O banco do meio




Por Marcos Abe


O ano era 1955. A cidade chamava-se Montgomery, no Alabama, Estados Unidos. Lá vivia uma mulher temente a Deus. Ela tinha 42 anos, era negra e trabalhava como costureira numa loja de departamentos.

Seu nome era Rosa Parks. Certo dia, saindo do trabalho, entrou no ônibus e foi direto para os bancos do fundo, onde os negros podiam se sentar. Mas os bancos do fundo estavam todos lotados. Ela encontrou lugar no meio do ônibus e sentou-se lá, onde também sentaram três outros negros. À medida que o ônibus foi fazendo seu trajeto, começou a lotar. Alguns brancos entraram e o motorista viu que não havia lugar para eles se sentarem. Então mandou que os negros acomodados nos bancos do meio dessem lugar aos brancos. Os três negros ao lado de Rosa obedeceram na hora. Mas ela permaneceu sentada.

Fiquei intrigado com a atitude de Rosa. Será que, como boa crente, ela deveria ter fugido da confusão, mesmo sofrendo a injustiça? Teria ela desobedecido ao mandamento de Jesus de dar a outra face, de resistir diante de uma injustiça, segundo Lucas 6.29?

Acredito que todos têm o direito e o dever de se defender. Ninguém precisa ou deve se sujeitar a qualquer tipo de abuso em seus relacionamentos, pois isso não tem qualquer relação com amor.

[Tarefa escrita]
Transcreva fielmente o trecho do texto sobre Rosa Parks que começa em "O banco do meio" e vai até "ela permaneceu sentada.", incluindo essas palavras. Por favor, apoie-se apenas no texto sobre Rosa Parks.

[Material fornecido]
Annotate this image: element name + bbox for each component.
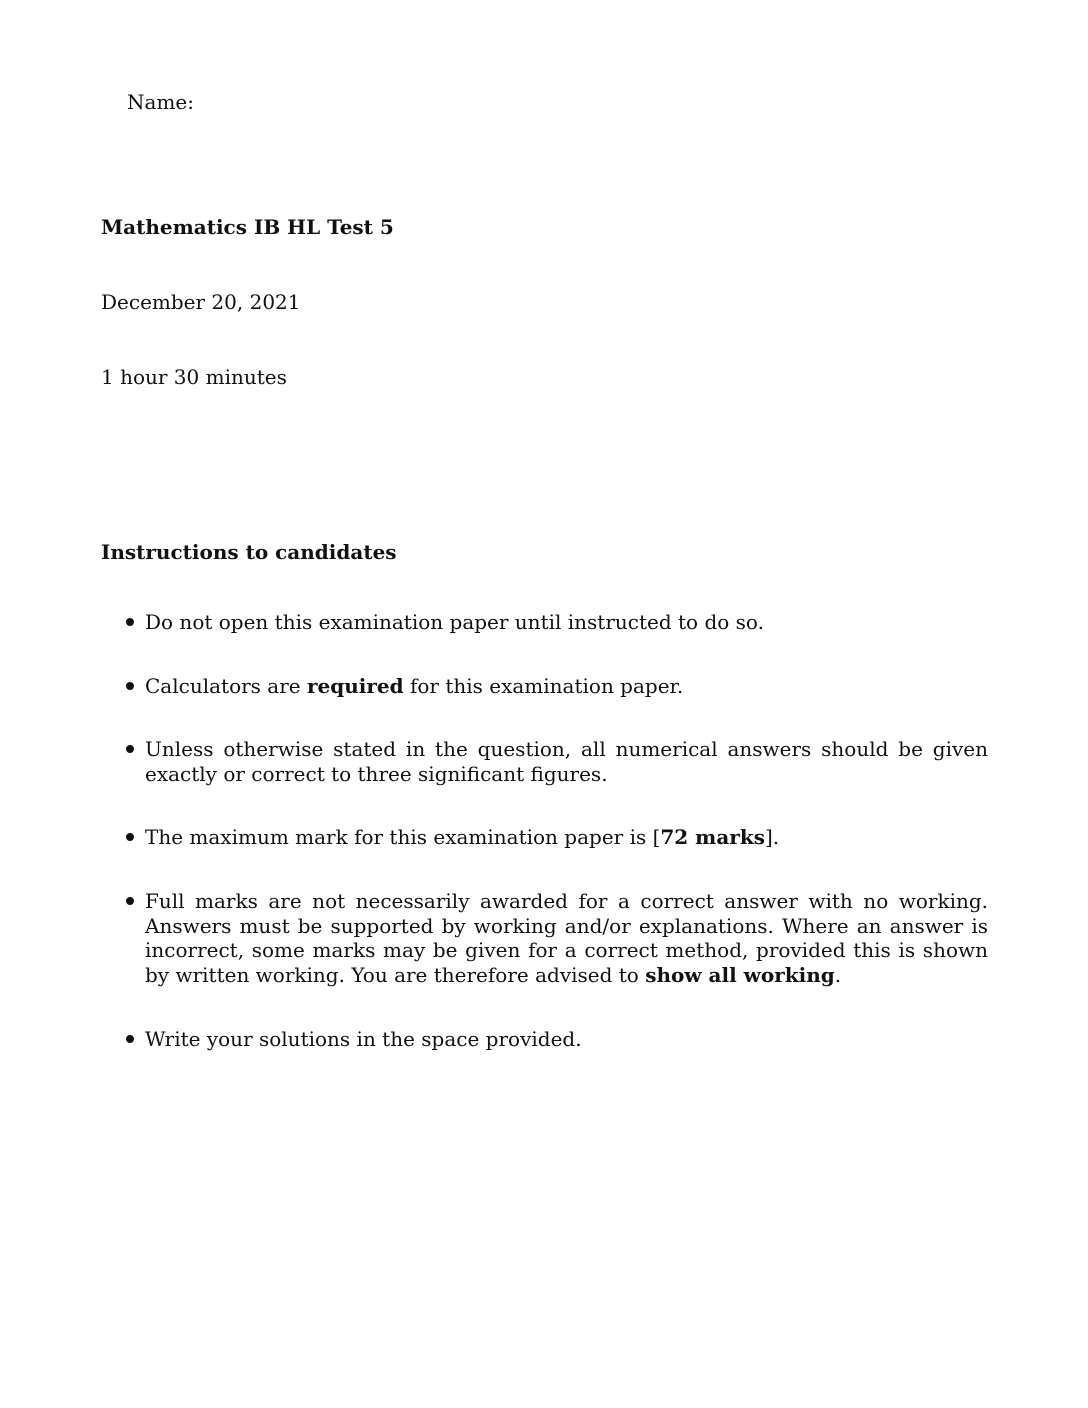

[Resposta à tarefa]
O banco do meio




Por Marcos Abe


O ano era 1955. A cidade chamava-se Montgomery, no Alabama, Estados Unidos. Lá vivia uma mulher temente a Deus. Ela tinha 42 anos, era negra e trabalhava como costureira numa loja de departamentos.

Seu nome era Rosa Parks. Certo dia, saindo do trabalho, entrou no ônibus e foi direto para os bancos do fundo, onde os negros podiam se sentar. Mas os bancos do fundo estavam todos lotados. Ela encontrou lugar no meio do ônibus e sentou-se lá, onde também sentaram três outros negros. À medida que o ônibus foi fazendo seu trajeto, começou a lotar. Alguns brancos entraram e o motorista viu que não havia lugar para eles se sentarem. Então mandou que os negros acomodados nos bancos do meio dessem lugar aos brancos. Os três negros ao lado de Rosa obedeceram na hora. Mas ela permaneceu sentada.